= Provided data =

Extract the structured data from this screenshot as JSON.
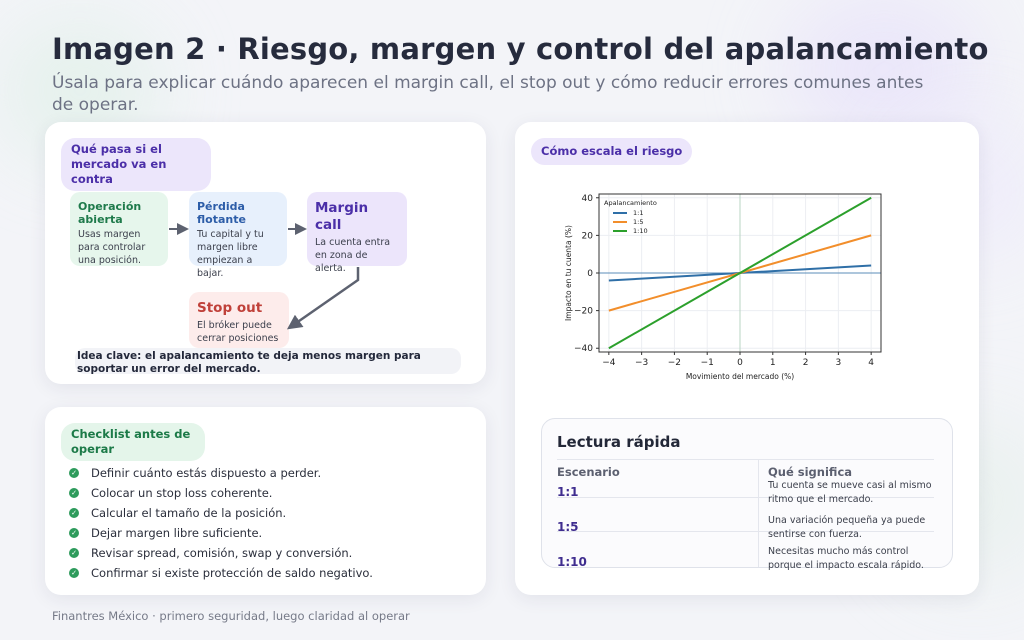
{
  "header": {
    "title": "Imagen 2 · Riesgo, margen y control del apalancamiento",
    "subtitle": "Úsala para explicar cuándo aparecen el margin call, el stop out y cómo reducir errores comunes antes de operar."
  },
  "flow_card": {
    "pill": "Qué pasa si el mercado va en contra",
    "boxes": {
      "open": {
        "title": "Operación abierta",
        "desc": "Usas margen para controlar una posición."
      },
      "loss": {
        "title": "Pérdida flotante",
        "desc": "Tu capital y tu margen libre empiezan a bajar."
      },
      "margin_call": {
        "title": "Margin call",
        "desc": "La cuenta entra en zona de alerta."
      },
      "stop_out": {
        "title": "Stop out",
        "desc": "El bróker puede cerrar posiciones"
      }
    },
    "key_idea": "Idea clave: el apalancamiento te deja menos margen para soportar un error del mercado."
  },
  "checklist_card": {
    "pill": "Checklist antes de operar",
    "items": [
      "Definir cuánto estás dispuesto a perder.",
      "Colocar un stop loss coherente.",
      "Calcular el tamaño de la posición.",
      "Dejar margen libre suficiente.",
      "Revisar spread, comisión, swap y conversión.",
      "Confirmar si existe protección de saldo negativo."
    ]
  },
  "risk_card": {
    "pill": "Cómo escala el riesgo",
    "quick_read": {
      "title": "Lectura rápida",
      "col1_header": "Escenario",
      "col2_header": "Qué significa",
      "rows": [
        {
          "scenario": "1:1",
          "meaning": "Tu cuenta se mueve casi al mismo ritmo que el mercado."
        },
        {
          "scenario": "1:5",
          "meaning": "Una variación pequeña ya puede sentirse con fuerza."
        },
        {
          "scenario": "1:10",
          "meaning": "Necesitas mucho más control porque el impacto escala rápido."
        }
      ]
    }
  },
  "chart_data": {
    "type": "line",
    "title": "",
    "xlabel": "Movimiento del mercado (%)",
    "ylabel": "Impacto en tu cuenta (%)",
    "xlim": [
      -4.3,
      4.3
    ],
    "ylim": [
      -42,
      42
    ],
    "xticks": [
      -4,
      -3,
      -2,
      -1,
      0,
      1,
      2,
      3,
      4
    ],
    "yticks": [
      -40,
      -20,
      0,
      20,
      40
    ],
    "grid": true,
    "legend_title": "Apalancamiento",
    "legend_position": "top-left",
    "x": [
      -4,
      4
    ],
    "series": [
      {
        "name": "1:1",
        "values": [
          -4,
          4
        ],
        "color": "#2f6fa7"
      },
      {
        "name": "1:5",
        "values": [
          -20,
          20
        ],
        "color": "#f28e2b"
      },
      {
        "name": "1:10",
        "values": [
          -40,
          40
        ],
        "color": "#2ca02c"
      }
    ]
  },
  "footer": "Finantres México · primero seguridad, luego claridad al operar"
}
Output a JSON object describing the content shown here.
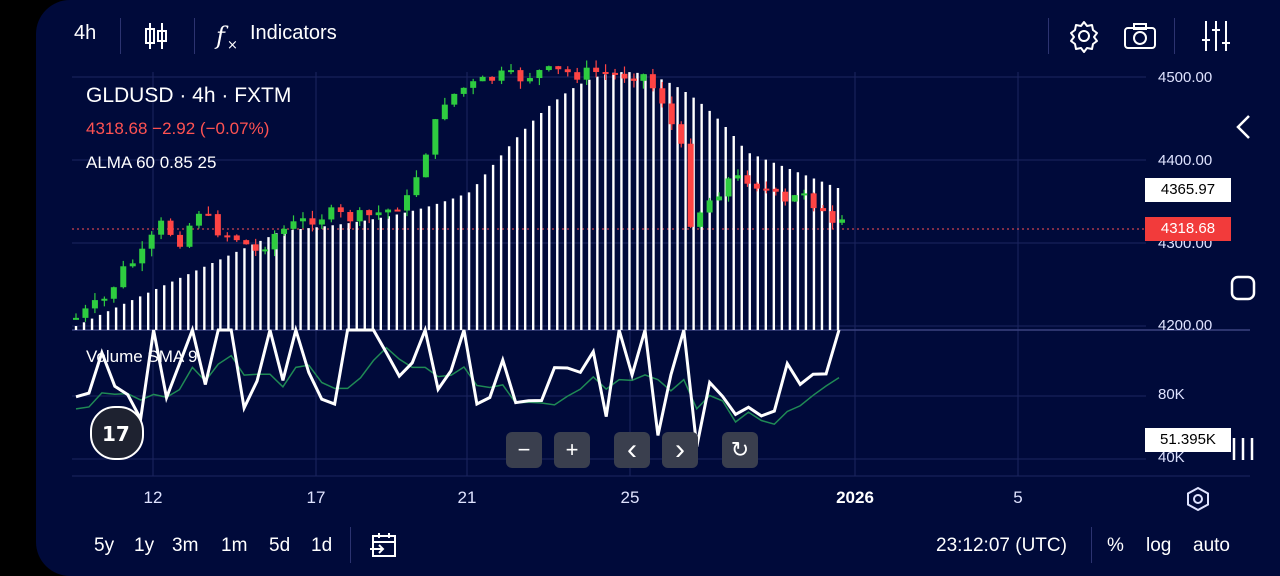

= What is asked =
The listing above must be printed again exactly, minus its pictures.

= Answer to this task =
Extract the structured data from this screenshot as JSON.
{
  "header": {
    "title": "Imagen 2 · Riesgo, margen y control del apalancamiento",
    "subtitle": "Úsala para explicar cuándo aparecen el margin call, el stop out y cómo reducir errores comunes antes de operar."
  },
  "flow_card": {
    "pill": "Qué pasa si el mercado va en contra",
    "boxes": {
      "open": {
        "title": "Operación abierta",
        "desc": "Usas margen para controlar una posición."
      },
      "loss": {
        "title": "Pérdida flotante",
        "desc": "Tu capital y tu margen libre empiezan a bajar."
      },
      "margin_call": {
        "title": "Margin call",
        "desc": "La cuenta entra en zona de alerta."
      },
      "stop_out": {
        "title": "Stop out",
        "desc": "El bróker puede cerrar posiciones"
      }
    },
    "key_idea": "Idea clave: el apalancamiento te deja menos margen para soportar un error del mercado."
  },
  "checklist_card": {
    "pill": "Checklist antes de operar",
    "items": [
      "Definir cuánto estás dispuesto a perder.",
      "Colocar un stop loss coherente.",
      "Calcular el tamaño de la posición.",
      "Dejar margen libre suficiente.",
      "Revisar spread, comisión, swap y conversión.",
      "Confirmar si existe protección de saldo negativo."
    ]
  },
  "risk_card": {
    "pill": "Cómo escala el riesgo",
    "quick_read": {
      "title": "Lectura rápida",
      "col1_header": "Escenario",
      "col2_header": "Qué significa",
      "rows": [
        {
          "scenario": "1:1",
          "meaning": "Tu cuenta se mueve casi al mismo ritmo que el mercado."
        },
        {
          "scenario": "1:5",
          "meaning": "Una variación pequeña ya puede sentirse con fuerza."
        },
        {
          "scenario": "1:10",
          "meaning": "Necesitas mucho más control porque el impacto escala rápido."
        }
      ]
    }
  },
  "chart_data": {
    "type": "line",
    "title": "",
    "xlabel": "Movimiento del mercado (%)",
    "ylabel": "Impacto en tu cuenta (%)",
    "xlim": [
      -4.3,
      4.3
    ],
    "ylim": [
      -42,
      42
    ],
    "xticks": [
      -4,
      -3,
      -2,
      -1,
      0,
      1,
      2,
      3,
      4
    ],
    "yticks": [
      -40,
      -20,
      0,
      20,
      40
    ],
    "grid": true,
    "legend_title": "Apalancamiento",
    "legend_position": "top-left",
    "x": [
      -4,
      4
    ],
    "series": [
      {
        "name": "1:1",
        "values": [
          -4,
          4
        ],
        "color": "#2f6fa7"
      },
      {
        "name": "1:5",
        "values": [
          -20,
          20
        ],
        "color": "#f28e2b"
      },
      {
        "name": "1:10",
        "values": [
          -40,
          40
        ],
        "color": "#2ca02c"
      }
    ]
  },
  "footer": "Finantres México · primero seguridad, luego claridad al operar"
}
Output a JSON object describing the content shown here.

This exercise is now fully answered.